(Dataset items)

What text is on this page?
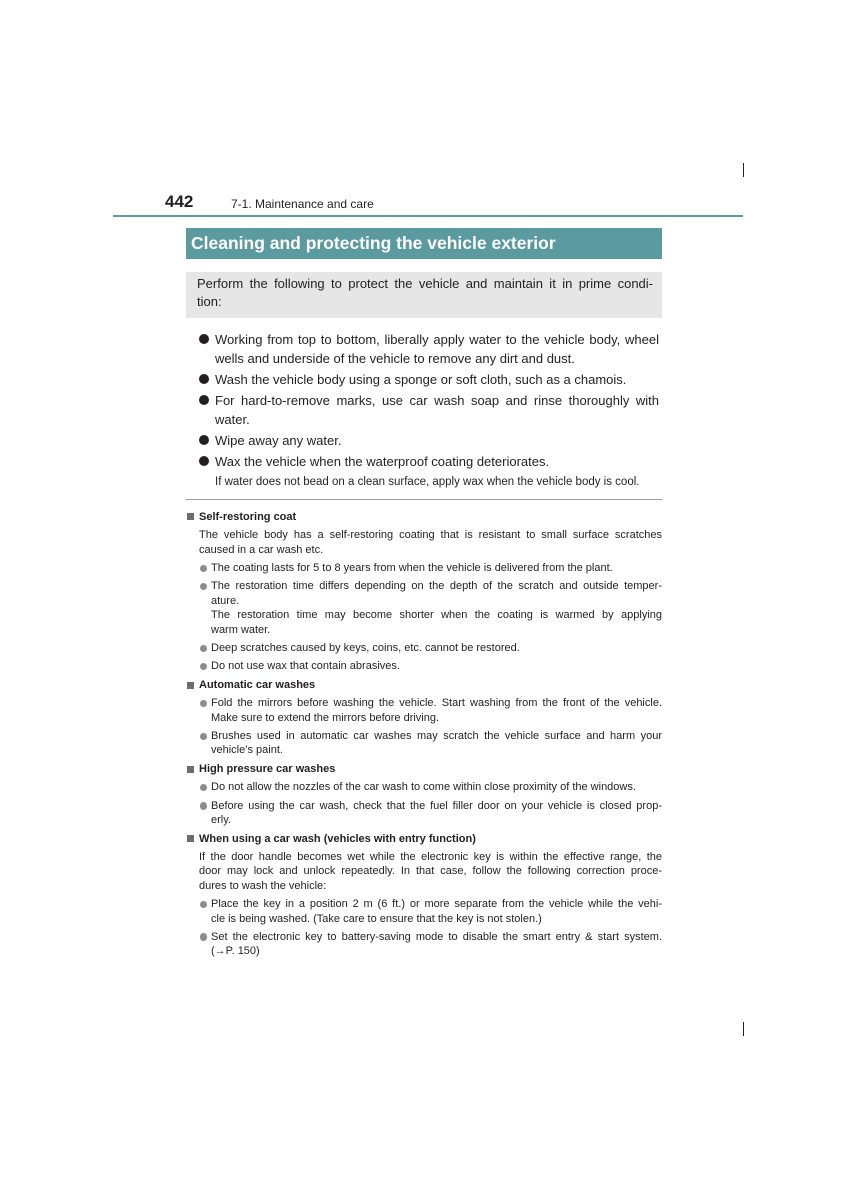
442	7-1. Maintenance and care
Cleaning and protecting the vehicle exterior
Perform the following to protect the vehicle and maintain it in prime condi-
tion:
Working from top to bottom, liberally apply water to the vehicle body, wheel
wells and underside of the vehicle to remove any dirt and dust.
Wash the vehicle body using a sponge or soft cloth, such as a chamois.
For hard-to-remove marks, use car wash soap and rinse thoroughly with
water.
Wipe away any water.
Wax the vehicle when the waterproof coating deteriorates.
If water does not bead on a clean surface, apply wax when the vehicle body is cool.
Self-restoring coat
The vehicle body has a self-restoring coating that is resistant to small surface scratches
caused in a car wash etc.
The coating lasts for 5 to 8 years from when the vehicle is delivered from the plant.
The restoration time differs depending on the depth of the scratch and outside temper-
ature.
The restoration time may become shorter when the coating is warmed by applying
warm water.
Deep scratches caused by keys, coins, etc. cannot be restored.
Do not use wax that contain abrasives.
Automatic car washes
Fold the mirrors before washing the vehicle. Start washing from the front of the vehicle.
Make sure to extend the mirrors before driving.
Brushes used in automatic car washes may scratch the vehicle surface and harm your
vehicle’s paint.
High pressure car washes
Do not allow the nozzles of the car wash to come within close proximity of the windows.
Before using the car wash, check that the fuel filler door on your vehicle is closed prop-
erly.
When using a car wash (vehicles with entry function)
If the door handle becomes wet while the electronic key is within the effective range, the
door may lock and unlock repeatedly. In that case, follow the following correction proce-
dures to wash the vehicle:
Place the key in a position 2 m (6 ft.) or more separate from the vehicle while the vehi-
cle is being washed. (Take care to ensure that the key is not stolen.)
Set the electronic key to battery-saving mode to disable the smart entry & start system.
(→P. 150)
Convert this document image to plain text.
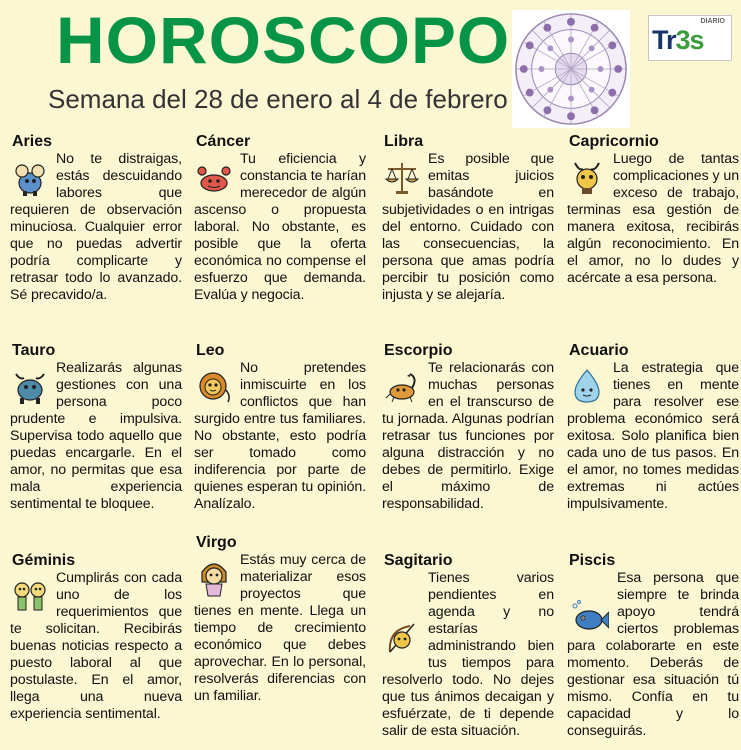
HOROSCOPO
Semana del 28 de enero al 4 de febrero
DIARIO
Tr3s
Aries
No te distraigas, estás descuidando labores que requieren de observación minuciosa. Cualquier error que no puedas advertir podría complicarte y retrasar todo lo avanzado. Sé precavido/a.
Cáncer
Tu eficiencia y constancia te harían merecedor de algún ascenso o propuesta laboral. No obstante, es posible que la oferta económica no compense el esfuerzo que demanda. Evalúa y negocia.
Libra
Es posible que emitas juicios basándote en subjetividades o en intrigas del entorno. Cuidado con las consecuencias, la persona que amas podría percibir tu posición como injusta y se alejaría.
Capricornio
Luego de tantas complicaciones y un exceso de trabajo, terminas esa gestión de manera exitosa, recibirás algún reconocimiento. En el amor, no lo dudes y acércate a esa persona.
Tauro
Realizarás algunas gestiones con una persona poco prudente e impulsiva. Supervisa todo aquello que puedas encargarle. En el amor, no permitas que esa mala experiencia sentimental te bloquee.
Leo
No pretendes inmiscuirte en los conflictos que han surgido entre tus familiares. No obstante, esto podría ser tomado como indiferencia por parte de quienes esperan tu opinión. Analízalo.
Escorpio
Te relacionarás con muchas personas en el transcurso de tu jornada. Algunas podrían retrasar tus funciones por alguna distracción y no debes de permitirlo. Exige el máximo de responsabilidad.
Acuario
La estrategia que tienes en mente para resolver ese problema económico será exitosa. Solo planifica bien cada uno de tus pasos. En el amor, no tomes medidas extremas ni actúes impulsivamente.
Géminis
Cumplirás con cada uno de los requerimientos que te solicitan. Recibirás buenas noticias respecto a puesto laboral al que postulaste. En el amor, llega una nueva experiencia sentimental.
Virgo
Estás muy cerca de materializar esos proyectos que tienes en mente. Llega un tiempo de crecimiento económico que debes aprovechar. En lo personal, resolverás diferencias con un familiar.
Sagitario
Tienes varios pendientes en agenda y no estarías administrando bien tus tiempos para resolverlo todo. No dejes que tus ánimos decaigan y esfuérzate, de ti depende salir de esta situación.
Piscis
Esa persona que siempre te brinda apoyo tendrá ciertos problemas para colaborarte en este momento. Deberás de gestionar esa situación tú mismo. Confía en tu capacidad y lo conseguirás.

> _REQUIRED WORK_
Reproduce every line precisely as given, omitting all pictures.

> _EXPECTED ANSWER_
What text is on this page?
442	7-1. Maintenance and care
Cleaning and protecting the vehicle exterior
Perform the following to protect the vehicle and maintain it in prime condi-
tion:
Working from top to bottom, liberally apply water to the vehicle body, wheel
wells and underside of the vehicle to remove any dirt and dust.
Wash the vehicle body using a sponge or soft cloth, such as a chamois.
For hard-to-remove marks, use car wash soap and rinse thoroughly with
water.
Wipe away any water.
Wax the vehicle when the waterproof coating deteriorates.
If water does not bead on a clean surface, apply wax when the vehicle body is cool.
Self-restoring coat
The vehicle body has a self-restoring coating that is resistant to small surface scratches
caused in a car wash etc.
The coating lasts for 5 to 8 years from when the vehicle is delivered from the plant.
The restoration time differs depending on the depth of the scratch and outside temper-
ature.
The restoration time may become shorter when the coating is warmed by applying
warm water.
Deep scratches caused by keys, coins, etc. cannot be restored.
Do not use wax that contain abrasives.
Automatic car washes
Fold the mirrors before washing the vehicle. Start washing from the front of the vehicle.
Make sure to extend the mirrors before driving.
Brushes used in automatic car washes may scratch the vehicle surface and harm your
vehicle’s paint.
High pressure car washes
Do not allow the nozzles of the car wash to come within close proximity of the windows.
Before using the car wash, check that the fuel filler door on your vehicle is closed prop-
erly.
When using a car wash (vehicles with entry function)
If the door handle becomes wet while the electronic key is within the effective range, the
door may lock and unlock repeatedly. In that case, follow the following correction proce-
dures to wash the vehicle:
Place the key in a position 2 m (6 ft.) or more separate from the vehicle while the vehi-
cle is being washed. (Take care to ensure that the key is not stolen.)
Set the electronic key to battery-saving mode to disable the smart entry & start system.
(→P. 150)
Convert this document image to plain text.
HOROSCOPO
Semana del 28 de enero al 4 de febrero
DIARIO
Tr3s
Aries
No te distraigas, estás descuidando labores que requieren de observación minuciosa. Cualquier error que no puedas advertir podría complicarte y retrasar todo lo avanzado. Sé precavido/a.
Cáncer
Tu eficiencia y constancia te harían merecedor de algún ascenso o propuesta laboral. No obstante, es posible que la oferta económica no compense el esfuerzo que demanda. Evalúa y negocia.
Libra
Es posible que emitas juicios basándote en subjetividades o en intrigas del entorno. Cuidado con las consecuencias, la persona que amas podría percibir tu posición como injusta y se alejaría.
Capricornio
Luego de tantas complicaciones y un exceso de trabajo, terminas esa gestión de manera exitosa, recibirás algún reconocimiento. En el amor, no lo dudes y acércate a esa persona.
Tauro
Realizarás algunas gestiones con una persona poco prudente e impulsiva. Supervisa todo aquello que puedas encargarle. En el amor, no permitas que esa mala experiencia sentimental te bloquee.
Leo
No pretendes inmiscuirte en los conflictos que han surgido entre tus familiares. No obstante, esto podría ser tomado como indiferencia por parte de quienes esperan tu opinión. Analízalo.
Escorpio
Te relacionarás con muchas personas en el transcurso de tu jornada. Algunas podrían retrasar tus funciones por alguna distracción y no debes de permitirlo. Exige el máximo de responsabilidad.
Acuario
La estrategia que tienes en mente para resolver ese problema económico será exitosa. Solo planifica bien cada uno de tus pasos. En el amor, no tomes medidas extremas ni actúes impulsivamente.
Géminis
Cumplirás con cada uno de los requerimientos que te solicitan. Recibirás buenas noticias respecto a puesto laboral al que postulaste. En el amor, llega una nueva experiencia sentimental.
Virgo
Estás muy cerca de materializar esos proyectos que tienes en mente. Llega un tiempo de crecimiento económico que debes aprovechar. En lo personal, resolverás diferencias con un familiar.
Sagitario
Tienes varios pendientes en agenda y no estarías administrando bien tus tiempos para resolverlo todo. No dejes que tus ánimos decaigan y esfuérzate, de ti depende salir de esta situación.
Piscis
Esa persona que siempre te brinda apoyo tendrá ciertos problemas para colaborarte en este momento. Deberás de gestionar esa situación tú mismo. Confía en tu capacidad y lo conseguirás.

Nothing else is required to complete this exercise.